▸ Aim of the exercise
Write only the number of lines in the records beneath that hold "name".

Extracts from a graphics dataset

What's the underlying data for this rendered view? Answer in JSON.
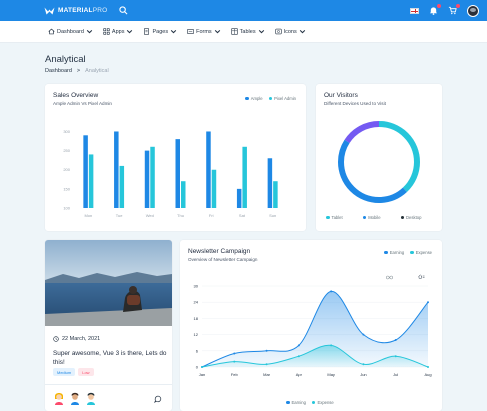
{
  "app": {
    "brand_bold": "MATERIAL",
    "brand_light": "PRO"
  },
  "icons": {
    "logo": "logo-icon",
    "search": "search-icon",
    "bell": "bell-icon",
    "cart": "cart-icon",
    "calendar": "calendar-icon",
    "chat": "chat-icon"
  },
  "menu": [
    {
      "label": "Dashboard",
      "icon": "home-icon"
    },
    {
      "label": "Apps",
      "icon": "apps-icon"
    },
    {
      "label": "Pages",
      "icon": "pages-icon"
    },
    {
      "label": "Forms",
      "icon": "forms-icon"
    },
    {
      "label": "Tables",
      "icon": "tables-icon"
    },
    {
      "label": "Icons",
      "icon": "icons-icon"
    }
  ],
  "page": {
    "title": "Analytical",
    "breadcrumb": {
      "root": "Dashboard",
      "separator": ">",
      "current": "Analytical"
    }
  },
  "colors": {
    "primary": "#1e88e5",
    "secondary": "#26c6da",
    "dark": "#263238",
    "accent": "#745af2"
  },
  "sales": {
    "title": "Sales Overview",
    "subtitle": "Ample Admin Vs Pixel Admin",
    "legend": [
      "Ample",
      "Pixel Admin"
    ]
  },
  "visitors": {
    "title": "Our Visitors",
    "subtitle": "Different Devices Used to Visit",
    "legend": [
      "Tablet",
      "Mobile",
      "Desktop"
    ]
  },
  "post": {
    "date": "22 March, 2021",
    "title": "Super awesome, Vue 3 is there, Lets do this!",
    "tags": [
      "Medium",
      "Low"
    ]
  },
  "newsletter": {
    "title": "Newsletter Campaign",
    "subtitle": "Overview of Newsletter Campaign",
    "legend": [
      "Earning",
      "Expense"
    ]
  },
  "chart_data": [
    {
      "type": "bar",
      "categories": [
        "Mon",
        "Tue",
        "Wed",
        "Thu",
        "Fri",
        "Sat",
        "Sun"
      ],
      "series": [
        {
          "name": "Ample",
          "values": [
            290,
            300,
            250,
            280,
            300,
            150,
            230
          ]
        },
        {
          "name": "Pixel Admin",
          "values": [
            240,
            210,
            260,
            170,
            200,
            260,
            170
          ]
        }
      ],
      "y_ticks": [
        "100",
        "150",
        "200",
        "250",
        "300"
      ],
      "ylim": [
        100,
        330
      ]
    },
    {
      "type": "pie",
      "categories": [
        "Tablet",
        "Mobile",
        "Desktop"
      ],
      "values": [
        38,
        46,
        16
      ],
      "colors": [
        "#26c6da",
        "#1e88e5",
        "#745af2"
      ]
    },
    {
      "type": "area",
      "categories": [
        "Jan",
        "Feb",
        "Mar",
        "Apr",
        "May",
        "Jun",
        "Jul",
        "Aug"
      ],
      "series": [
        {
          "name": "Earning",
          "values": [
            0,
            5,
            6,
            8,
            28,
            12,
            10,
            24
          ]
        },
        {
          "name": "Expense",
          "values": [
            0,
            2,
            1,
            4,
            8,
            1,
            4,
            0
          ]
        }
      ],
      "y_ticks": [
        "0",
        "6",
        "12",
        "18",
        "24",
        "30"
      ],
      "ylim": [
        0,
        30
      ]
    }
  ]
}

* * *

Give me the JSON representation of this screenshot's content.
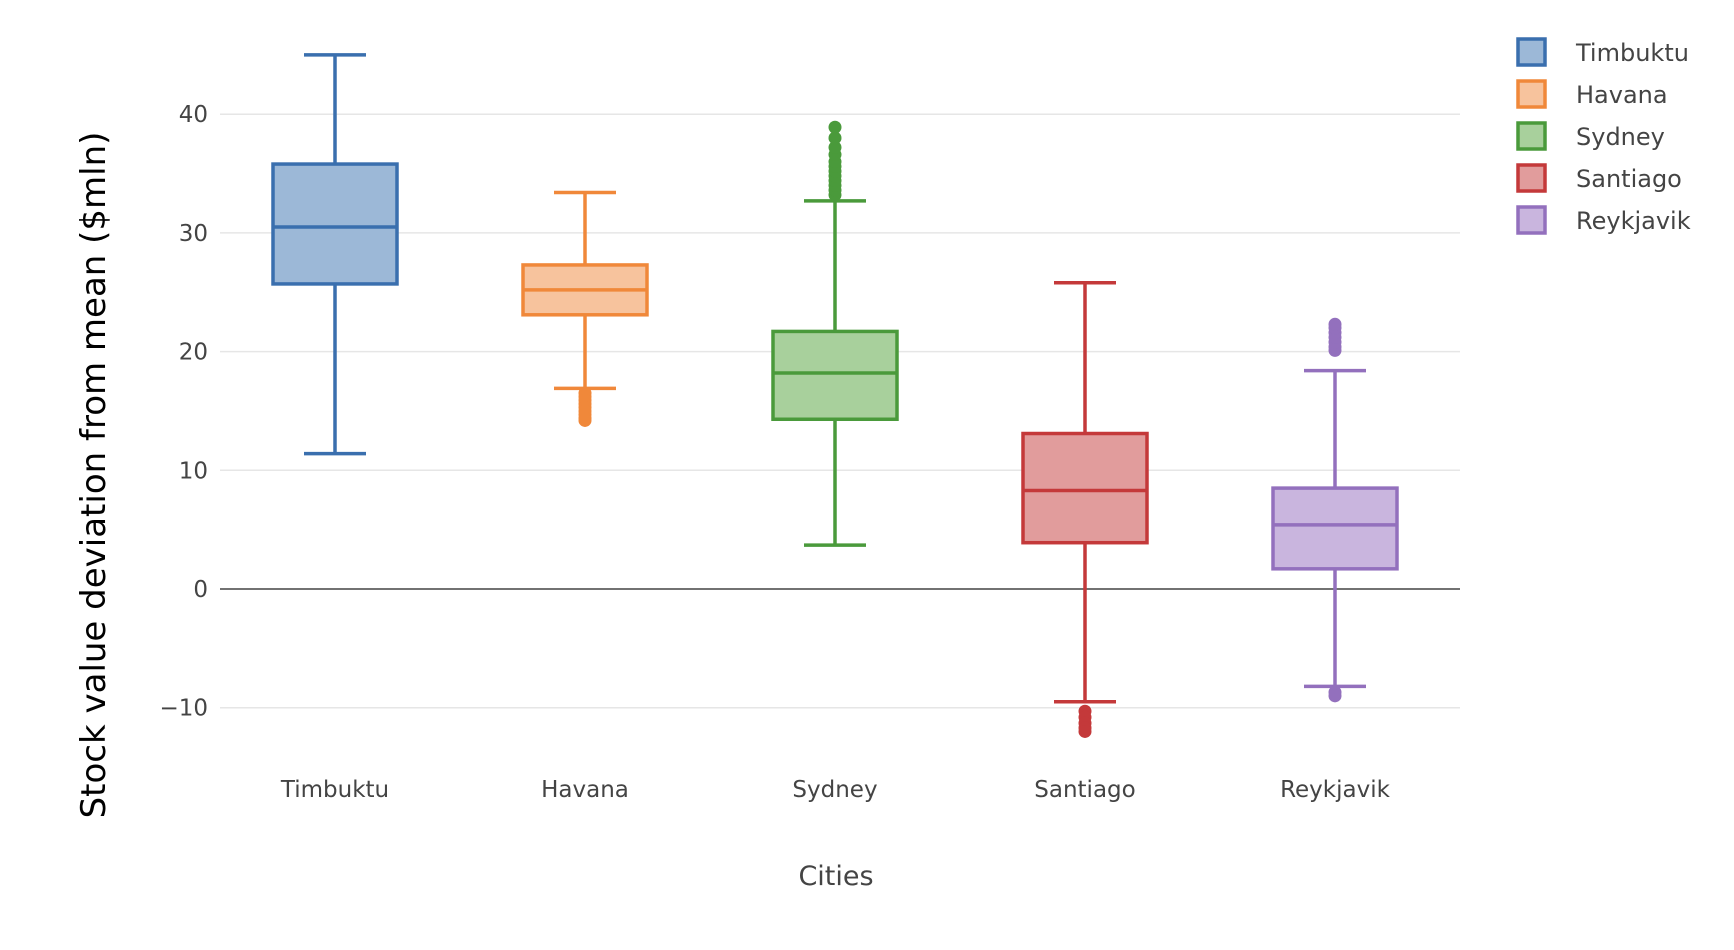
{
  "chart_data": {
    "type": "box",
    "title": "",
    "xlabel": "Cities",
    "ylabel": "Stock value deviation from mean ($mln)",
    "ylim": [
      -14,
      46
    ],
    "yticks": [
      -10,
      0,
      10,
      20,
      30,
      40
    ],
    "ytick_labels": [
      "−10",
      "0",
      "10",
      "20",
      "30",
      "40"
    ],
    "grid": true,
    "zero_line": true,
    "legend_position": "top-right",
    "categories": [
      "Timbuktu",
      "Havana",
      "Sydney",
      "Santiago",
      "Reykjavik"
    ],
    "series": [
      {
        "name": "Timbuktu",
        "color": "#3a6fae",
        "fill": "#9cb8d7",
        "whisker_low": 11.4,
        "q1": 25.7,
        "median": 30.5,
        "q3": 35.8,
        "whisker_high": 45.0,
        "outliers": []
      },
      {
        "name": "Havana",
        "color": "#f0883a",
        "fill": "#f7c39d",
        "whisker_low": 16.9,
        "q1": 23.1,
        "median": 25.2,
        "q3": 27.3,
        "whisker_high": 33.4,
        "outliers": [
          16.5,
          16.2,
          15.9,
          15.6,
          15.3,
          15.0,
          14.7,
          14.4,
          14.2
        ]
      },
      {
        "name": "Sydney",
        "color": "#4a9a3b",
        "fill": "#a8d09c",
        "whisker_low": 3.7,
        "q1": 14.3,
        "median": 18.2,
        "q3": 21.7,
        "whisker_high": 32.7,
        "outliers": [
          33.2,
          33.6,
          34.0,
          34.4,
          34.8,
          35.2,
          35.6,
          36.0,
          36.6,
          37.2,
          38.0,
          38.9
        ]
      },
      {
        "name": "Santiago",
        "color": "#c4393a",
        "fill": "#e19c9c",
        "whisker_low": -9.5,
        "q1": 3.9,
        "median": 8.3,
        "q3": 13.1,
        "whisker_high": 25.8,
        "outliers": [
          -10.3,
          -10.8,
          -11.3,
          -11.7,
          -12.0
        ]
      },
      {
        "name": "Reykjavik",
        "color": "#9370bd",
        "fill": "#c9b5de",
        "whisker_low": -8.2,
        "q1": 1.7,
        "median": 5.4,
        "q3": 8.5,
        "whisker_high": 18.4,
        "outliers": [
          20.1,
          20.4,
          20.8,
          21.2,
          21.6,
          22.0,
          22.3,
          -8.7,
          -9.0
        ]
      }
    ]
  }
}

▸ The solution
9